• **WHAT THE TASK REQUIRES**: Look through the data below. Pick out the lines holding the string "investors".

• **DATA IN THIS EXERCISE**:
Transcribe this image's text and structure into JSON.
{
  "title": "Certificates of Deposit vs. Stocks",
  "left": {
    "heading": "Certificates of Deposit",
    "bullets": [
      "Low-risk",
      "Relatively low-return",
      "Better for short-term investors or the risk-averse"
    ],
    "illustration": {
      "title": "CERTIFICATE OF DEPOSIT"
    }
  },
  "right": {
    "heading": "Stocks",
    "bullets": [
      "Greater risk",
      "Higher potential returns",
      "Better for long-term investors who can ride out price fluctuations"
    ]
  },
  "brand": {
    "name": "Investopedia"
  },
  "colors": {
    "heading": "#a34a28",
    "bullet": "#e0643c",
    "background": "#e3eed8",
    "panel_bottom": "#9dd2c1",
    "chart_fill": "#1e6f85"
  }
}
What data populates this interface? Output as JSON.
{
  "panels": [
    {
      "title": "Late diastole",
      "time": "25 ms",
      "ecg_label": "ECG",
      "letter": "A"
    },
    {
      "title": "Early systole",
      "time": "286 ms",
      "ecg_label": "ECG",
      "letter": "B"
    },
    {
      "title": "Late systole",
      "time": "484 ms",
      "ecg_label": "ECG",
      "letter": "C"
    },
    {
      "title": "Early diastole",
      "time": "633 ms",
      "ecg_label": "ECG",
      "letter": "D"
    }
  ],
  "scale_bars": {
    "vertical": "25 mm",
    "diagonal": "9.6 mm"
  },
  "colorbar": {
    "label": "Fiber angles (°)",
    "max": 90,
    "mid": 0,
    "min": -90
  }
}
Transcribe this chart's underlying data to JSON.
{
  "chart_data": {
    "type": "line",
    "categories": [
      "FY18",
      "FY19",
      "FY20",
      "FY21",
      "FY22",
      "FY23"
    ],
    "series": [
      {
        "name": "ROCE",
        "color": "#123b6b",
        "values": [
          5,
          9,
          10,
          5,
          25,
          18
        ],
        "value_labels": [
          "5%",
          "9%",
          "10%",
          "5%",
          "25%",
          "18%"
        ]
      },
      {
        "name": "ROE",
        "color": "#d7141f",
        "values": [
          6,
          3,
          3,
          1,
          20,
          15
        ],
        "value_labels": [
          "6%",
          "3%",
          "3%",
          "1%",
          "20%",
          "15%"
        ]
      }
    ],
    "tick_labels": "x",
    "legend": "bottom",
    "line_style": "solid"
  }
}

• **CORRECT ANSWER**:
      "Better for short-term investors or the risk-averse"
      "Better for long-term investors who can ride out price fluctuations"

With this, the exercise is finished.